* STATED GOAL
Which lines include the word "Please"? Copy each of them.

— start AVAILABLE RECORDS —

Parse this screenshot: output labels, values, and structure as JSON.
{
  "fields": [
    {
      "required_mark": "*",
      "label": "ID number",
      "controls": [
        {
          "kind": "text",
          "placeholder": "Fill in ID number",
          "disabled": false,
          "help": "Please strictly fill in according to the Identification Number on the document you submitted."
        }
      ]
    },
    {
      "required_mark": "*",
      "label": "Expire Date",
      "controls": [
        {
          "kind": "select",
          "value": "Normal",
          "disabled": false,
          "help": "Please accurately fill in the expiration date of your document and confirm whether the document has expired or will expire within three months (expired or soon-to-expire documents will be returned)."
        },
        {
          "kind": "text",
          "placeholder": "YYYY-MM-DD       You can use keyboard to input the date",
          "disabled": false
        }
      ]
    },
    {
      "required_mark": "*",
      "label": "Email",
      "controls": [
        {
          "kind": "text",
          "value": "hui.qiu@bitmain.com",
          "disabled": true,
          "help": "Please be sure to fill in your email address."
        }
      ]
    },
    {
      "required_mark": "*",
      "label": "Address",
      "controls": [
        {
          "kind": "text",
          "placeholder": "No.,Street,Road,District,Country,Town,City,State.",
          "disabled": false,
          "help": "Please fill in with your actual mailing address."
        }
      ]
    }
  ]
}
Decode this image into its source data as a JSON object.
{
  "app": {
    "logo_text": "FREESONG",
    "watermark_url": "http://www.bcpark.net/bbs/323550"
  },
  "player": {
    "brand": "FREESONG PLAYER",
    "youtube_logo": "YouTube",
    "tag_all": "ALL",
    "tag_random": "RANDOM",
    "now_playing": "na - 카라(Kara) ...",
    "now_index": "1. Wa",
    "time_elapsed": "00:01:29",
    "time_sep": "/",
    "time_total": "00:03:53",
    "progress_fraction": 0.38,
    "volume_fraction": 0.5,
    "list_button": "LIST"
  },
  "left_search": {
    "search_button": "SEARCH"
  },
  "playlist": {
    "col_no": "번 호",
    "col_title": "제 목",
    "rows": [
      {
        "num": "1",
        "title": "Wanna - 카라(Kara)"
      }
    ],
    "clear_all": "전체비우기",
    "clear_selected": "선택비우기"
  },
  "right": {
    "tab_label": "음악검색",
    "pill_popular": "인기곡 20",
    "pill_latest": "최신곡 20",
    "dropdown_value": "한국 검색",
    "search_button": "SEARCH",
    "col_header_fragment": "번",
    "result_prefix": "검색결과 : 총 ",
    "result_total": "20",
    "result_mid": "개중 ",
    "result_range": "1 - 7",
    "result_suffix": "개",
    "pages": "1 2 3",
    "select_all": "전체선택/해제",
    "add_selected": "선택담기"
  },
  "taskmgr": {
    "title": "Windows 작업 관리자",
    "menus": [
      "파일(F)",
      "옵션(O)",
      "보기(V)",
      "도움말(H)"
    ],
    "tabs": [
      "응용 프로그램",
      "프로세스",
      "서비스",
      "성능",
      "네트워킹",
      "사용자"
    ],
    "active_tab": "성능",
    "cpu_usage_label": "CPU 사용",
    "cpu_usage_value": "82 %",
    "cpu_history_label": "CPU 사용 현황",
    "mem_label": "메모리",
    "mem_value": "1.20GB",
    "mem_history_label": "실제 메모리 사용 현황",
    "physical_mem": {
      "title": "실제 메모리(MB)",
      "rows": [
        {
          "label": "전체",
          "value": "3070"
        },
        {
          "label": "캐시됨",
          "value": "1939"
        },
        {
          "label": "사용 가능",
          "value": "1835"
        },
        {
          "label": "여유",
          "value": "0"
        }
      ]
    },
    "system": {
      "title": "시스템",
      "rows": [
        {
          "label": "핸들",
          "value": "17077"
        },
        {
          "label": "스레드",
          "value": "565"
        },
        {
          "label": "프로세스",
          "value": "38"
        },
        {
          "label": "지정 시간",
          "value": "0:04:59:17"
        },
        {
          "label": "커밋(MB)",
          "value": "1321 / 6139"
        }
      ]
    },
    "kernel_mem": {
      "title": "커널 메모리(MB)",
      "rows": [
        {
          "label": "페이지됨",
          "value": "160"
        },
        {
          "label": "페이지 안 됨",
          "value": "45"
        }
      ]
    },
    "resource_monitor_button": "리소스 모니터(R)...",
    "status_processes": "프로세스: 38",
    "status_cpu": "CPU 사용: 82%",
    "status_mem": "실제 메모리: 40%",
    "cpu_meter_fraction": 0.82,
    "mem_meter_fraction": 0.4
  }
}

— end AVAILABLE RECORDS —

* RESULT FOR THIS EXERCISE
          "help": "Please strictly fill in according to the Identification Number on the document you submitted."
          "help": "Please accurately fill in the expiration date of your document and confirm whether the document has expired or will expire within three months (expired or soon-to-expire documents will be returned)."
          "help": "Please be sure to fill in your email address."
          "help": "Please fill in with your actual mailing address."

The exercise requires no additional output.